» **Task requirements**
Copy out each line containing "screenshot" from the entries below.

» **Stored data**
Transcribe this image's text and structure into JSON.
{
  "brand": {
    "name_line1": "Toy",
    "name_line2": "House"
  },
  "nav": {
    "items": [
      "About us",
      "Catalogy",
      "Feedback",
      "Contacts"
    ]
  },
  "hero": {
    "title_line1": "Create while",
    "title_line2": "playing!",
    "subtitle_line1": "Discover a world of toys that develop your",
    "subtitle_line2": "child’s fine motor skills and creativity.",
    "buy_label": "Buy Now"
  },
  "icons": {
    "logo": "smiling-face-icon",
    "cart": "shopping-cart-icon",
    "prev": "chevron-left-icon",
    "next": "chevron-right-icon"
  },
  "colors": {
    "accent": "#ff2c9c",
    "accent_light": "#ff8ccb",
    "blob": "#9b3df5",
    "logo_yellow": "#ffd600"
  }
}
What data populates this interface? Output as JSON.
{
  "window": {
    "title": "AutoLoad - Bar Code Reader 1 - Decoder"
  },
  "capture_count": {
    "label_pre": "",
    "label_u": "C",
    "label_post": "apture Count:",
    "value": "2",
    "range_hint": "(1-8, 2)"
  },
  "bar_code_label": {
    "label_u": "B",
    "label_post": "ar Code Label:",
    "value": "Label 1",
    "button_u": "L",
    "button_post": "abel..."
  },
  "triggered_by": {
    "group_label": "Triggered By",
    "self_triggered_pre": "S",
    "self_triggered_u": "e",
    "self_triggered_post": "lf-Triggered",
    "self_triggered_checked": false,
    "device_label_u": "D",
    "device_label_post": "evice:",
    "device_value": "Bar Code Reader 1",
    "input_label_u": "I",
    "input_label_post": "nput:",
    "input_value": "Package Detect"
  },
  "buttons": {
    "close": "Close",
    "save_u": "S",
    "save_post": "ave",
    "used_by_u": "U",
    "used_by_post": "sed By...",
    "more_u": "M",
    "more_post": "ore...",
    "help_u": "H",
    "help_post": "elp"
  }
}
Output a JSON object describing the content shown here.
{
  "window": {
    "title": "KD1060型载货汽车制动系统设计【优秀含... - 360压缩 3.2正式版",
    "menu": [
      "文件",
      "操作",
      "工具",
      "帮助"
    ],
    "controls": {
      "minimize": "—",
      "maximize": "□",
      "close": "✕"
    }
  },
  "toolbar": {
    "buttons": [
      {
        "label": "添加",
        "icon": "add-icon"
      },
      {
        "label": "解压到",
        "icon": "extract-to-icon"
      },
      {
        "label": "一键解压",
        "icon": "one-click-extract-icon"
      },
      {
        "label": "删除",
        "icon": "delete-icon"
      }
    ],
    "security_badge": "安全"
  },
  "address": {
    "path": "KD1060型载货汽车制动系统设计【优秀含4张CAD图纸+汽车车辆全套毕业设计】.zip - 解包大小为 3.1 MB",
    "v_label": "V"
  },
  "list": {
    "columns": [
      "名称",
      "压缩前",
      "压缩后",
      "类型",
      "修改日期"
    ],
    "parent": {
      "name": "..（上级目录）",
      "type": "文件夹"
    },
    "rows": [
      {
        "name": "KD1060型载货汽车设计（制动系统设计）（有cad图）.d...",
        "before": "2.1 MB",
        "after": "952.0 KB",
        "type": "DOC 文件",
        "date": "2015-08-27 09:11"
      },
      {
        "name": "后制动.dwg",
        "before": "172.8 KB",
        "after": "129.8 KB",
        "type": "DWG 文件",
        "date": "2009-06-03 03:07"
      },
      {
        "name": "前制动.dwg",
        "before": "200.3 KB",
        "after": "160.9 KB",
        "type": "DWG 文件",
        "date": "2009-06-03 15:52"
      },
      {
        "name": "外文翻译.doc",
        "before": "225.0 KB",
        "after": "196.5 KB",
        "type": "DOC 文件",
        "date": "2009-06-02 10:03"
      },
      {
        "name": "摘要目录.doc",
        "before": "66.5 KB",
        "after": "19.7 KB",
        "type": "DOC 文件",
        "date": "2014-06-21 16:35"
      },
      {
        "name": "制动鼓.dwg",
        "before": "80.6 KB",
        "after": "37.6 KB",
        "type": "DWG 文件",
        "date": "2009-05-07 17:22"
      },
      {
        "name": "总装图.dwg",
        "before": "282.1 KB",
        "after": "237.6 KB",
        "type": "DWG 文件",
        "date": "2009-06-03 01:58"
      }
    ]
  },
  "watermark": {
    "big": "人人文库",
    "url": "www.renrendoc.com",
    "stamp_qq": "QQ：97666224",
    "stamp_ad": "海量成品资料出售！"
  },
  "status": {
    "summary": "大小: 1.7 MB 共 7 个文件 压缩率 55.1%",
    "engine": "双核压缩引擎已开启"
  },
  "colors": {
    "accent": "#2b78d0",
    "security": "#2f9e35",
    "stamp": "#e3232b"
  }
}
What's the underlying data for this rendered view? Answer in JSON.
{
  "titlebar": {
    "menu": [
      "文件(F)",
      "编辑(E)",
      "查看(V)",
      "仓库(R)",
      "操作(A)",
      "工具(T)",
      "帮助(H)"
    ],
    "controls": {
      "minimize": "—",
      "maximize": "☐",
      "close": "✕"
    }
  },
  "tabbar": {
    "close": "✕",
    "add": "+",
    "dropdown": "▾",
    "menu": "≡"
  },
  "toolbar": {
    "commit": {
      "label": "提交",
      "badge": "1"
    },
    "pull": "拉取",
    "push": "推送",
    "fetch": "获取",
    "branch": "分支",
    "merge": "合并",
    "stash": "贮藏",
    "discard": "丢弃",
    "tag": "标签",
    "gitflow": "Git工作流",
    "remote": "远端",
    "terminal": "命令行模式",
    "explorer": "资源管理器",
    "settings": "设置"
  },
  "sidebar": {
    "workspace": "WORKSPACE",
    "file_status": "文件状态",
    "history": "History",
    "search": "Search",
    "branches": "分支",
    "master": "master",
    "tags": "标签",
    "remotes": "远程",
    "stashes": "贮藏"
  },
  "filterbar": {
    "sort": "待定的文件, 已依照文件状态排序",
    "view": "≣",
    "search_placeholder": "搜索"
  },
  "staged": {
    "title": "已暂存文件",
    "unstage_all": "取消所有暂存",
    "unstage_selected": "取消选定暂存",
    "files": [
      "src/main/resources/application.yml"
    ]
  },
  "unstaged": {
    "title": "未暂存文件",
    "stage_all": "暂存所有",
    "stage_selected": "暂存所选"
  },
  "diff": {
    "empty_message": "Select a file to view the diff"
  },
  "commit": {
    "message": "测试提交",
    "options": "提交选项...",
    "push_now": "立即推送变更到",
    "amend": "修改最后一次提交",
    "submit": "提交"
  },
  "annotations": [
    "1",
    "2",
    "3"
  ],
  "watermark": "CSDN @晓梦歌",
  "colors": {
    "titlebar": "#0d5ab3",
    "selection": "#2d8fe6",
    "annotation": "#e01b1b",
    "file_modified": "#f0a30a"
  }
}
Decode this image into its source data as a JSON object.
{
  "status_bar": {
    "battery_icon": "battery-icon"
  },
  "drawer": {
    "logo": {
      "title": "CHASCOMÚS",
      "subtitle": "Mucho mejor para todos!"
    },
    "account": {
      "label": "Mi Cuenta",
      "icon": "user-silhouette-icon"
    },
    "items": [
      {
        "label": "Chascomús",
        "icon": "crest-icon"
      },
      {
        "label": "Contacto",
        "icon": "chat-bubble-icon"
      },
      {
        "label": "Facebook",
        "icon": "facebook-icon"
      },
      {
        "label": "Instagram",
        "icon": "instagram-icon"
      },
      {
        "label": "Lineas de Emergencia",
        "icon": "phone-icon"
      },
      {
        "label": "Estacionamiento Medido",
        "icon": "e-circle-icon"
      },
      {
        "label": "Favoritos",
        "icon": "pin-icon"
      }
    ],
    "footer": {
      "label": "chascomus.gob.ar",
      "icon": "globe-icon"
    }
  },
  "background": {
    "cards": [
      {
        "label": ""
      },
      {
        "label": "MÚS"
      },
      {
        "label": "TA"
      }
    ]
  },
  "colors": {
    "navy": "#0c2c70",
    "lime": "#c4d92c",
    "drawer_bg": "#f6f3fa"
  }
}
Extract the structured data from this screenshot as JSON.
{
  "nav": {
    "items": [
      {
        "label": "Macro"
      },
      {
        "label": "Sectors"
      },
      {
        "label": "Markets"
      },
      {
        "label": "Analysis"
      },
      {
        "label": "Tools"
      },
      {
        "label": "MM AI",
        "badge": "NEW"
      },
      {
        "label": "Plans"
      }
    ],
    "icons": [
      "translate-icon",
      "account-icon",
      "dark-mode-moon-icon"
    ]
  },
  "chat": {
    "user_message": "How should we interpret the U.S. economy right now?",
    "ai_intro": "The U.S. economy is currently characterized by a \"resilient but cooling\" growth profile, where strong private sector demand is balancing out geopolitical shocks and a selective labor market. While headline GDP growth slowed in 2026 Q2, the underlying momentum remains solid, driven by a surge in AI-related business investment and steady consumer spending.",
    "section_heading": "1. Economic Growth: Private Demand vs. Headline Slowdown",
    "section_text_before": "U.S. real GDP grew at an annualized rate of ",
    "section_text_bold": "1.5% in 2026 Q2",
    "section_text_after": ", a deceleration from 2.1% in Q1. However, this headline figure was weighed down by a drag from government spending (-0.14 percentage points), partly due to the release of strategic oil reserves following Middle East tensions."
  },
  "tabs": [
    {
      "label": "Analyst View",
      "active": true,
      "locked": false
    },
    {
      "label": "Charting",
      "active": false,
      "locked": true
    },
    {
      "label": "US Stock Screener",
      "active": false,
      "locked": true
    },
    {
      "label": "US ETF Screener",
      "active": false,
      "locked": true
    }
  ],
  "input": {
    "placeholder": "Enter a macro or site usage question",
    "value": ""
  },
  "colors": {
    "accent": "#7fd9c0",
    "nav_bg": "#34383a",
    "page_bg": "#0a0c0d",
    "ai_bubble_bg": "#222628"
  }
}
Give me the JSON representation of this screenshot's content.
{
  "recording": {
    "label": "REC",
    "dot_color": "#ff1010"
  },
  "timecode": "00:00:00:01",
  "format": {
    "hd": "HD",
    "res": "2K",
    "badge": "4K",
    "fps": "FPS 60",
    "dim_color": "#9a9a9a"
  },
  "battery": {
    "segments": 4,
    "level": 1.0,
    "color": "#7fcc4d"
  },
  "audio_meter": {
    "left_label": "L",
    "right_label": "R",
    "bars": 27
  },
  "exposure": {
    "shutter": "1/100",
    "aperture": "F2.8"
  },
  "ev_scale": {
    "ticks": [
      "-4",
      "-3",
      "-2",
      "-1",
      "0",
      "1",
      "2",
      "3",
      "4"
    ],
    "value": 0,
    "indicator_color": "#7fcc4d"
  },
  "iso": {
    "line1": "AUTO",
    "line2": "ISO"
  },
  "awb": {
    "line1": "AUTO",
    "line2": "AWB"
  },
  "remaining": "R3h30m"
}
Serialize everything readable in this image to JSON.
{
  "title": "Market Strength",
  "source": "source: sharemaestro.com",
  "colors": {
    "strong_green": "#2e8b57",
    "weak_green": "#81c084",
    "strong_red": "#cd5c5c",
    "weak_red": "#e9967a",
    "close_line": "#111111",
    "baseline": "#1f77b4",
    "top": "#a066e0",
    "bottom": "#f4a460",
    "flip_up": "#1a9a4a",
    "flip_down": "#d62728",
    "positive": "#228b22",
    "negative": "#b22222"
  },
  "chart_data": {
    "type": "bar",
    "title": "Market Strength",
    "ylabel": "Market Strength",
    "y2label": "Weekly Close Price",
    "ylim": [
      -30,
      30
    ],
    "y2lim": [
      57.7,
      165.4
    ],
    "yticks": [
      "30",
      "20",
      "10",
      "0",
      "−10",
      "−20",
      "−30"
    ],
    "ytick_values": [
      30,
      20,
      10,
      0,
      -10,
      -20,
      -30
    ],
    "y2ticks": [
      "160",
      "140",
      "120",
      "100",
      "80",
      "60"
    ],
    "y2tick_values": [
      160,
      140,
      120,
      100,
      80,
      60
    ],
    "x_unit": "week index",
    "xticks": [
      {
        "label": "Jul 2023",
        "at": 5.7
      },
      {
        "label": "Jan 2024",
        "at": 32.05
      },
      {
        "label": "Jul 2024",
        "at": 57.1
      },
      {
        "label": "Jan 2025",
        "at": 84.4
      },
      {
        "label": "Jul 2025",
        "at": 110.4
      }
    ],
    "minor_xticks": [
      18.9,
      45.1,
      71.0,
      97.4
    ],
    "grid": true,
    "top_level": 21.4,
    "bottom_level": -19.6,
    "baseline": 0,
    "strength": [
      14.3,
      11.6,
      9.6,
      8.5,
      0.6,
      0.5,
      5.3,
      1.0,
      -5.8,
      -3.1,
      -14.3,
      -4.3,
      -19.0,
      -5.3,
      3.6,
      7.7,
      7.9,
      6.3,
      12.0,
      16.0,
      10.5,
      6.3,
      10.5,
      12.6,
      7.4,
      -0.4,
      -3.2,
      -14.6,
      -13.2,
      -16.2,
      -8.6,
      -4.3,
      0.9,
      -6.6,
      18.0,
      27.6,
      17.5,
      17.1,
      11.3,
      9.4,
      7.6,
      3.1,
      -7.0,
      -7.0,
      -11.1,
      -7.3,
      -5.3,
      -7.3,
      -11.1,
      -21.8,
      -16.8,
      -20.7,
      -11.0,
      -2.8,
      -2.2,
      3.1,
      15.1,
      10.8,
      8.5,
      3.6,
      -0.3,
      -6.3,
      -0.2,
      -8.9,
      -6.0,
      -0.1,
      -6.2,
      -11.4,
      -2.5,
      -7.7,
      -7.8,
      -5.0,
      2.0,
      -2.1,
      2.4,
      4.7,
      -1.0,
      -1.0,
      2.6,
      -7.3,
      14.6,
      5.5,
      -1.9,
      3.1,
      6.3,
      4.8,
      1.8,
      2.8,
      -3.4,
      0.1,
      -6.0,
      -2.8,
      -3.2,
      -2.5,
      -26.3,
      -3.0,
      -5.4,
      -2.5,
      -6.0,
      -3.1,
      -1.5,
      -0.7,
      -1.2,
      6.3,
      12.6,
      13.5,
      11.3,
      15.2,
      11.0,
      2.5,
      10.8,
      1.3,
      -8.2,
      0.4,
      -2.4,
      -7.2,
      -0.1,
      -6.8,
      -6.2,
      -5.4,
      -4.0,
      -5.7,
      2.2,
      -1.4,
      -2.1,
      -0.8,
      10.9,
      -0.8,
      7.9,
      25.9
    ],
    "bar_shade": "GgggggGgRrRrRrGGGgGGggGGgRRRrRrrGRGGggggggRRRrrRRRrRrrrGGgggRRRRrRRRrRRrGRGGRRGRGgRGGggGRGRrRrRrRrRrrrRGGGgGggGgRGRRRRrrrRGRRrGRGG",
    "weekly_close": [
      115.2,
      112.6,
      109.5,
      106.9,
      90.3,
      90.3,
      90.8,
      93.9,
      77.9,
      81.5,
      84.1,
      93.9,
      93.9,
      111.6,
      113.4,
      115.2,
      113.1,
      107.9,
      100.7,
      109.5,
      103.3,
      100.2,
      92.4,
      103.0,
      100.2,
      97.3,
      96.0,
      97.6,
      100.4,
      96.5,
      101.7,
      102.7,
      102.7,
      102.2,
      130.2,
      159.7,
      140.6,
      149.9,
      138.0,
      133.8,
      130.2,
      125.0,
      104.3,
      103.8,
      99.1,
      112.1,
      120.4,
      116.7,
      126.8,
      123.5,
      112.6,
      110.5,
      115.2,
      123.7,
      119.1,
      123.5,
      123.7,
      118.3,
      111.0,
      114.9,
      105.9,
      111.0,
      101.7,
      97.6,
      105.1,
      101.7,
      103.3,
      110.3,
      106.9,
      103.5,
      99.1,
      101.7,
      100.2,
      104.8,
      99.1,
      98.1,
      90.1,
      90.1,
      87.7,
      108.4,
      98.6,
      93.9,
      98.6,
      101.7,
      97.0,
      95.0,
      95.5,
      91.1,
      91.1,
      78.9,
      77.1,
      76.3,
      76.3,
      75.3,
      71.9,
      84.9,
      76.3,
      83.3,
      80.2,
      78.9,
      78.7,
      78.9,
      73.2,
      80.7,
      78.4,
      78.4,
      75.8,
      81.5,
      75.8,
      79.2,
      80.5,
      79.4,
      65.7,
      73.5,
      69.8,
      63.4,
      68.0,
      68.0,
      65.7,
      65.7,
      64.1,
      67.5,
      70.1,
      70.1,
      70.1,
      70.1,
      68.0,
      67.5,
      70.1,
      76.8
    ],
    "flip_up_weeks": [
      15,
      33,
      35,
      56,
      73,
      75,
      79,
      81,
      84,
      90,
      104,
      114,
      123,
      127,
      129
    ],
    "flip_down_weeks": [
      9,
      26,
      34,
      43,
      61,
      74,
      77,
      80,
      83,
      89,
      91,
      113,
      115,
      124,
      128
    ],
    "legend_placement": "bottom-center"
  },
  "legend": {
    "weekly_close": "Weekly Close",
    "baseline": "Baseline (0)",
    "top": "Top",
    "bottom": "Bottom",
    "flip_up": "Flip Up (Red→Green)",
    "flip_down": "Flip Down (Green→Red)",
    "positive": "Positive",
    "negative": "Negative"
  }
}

» **Correct answer**
Extract the structured data from this screenshot as JSON.
Give me the JSON representation of this screenshot's content.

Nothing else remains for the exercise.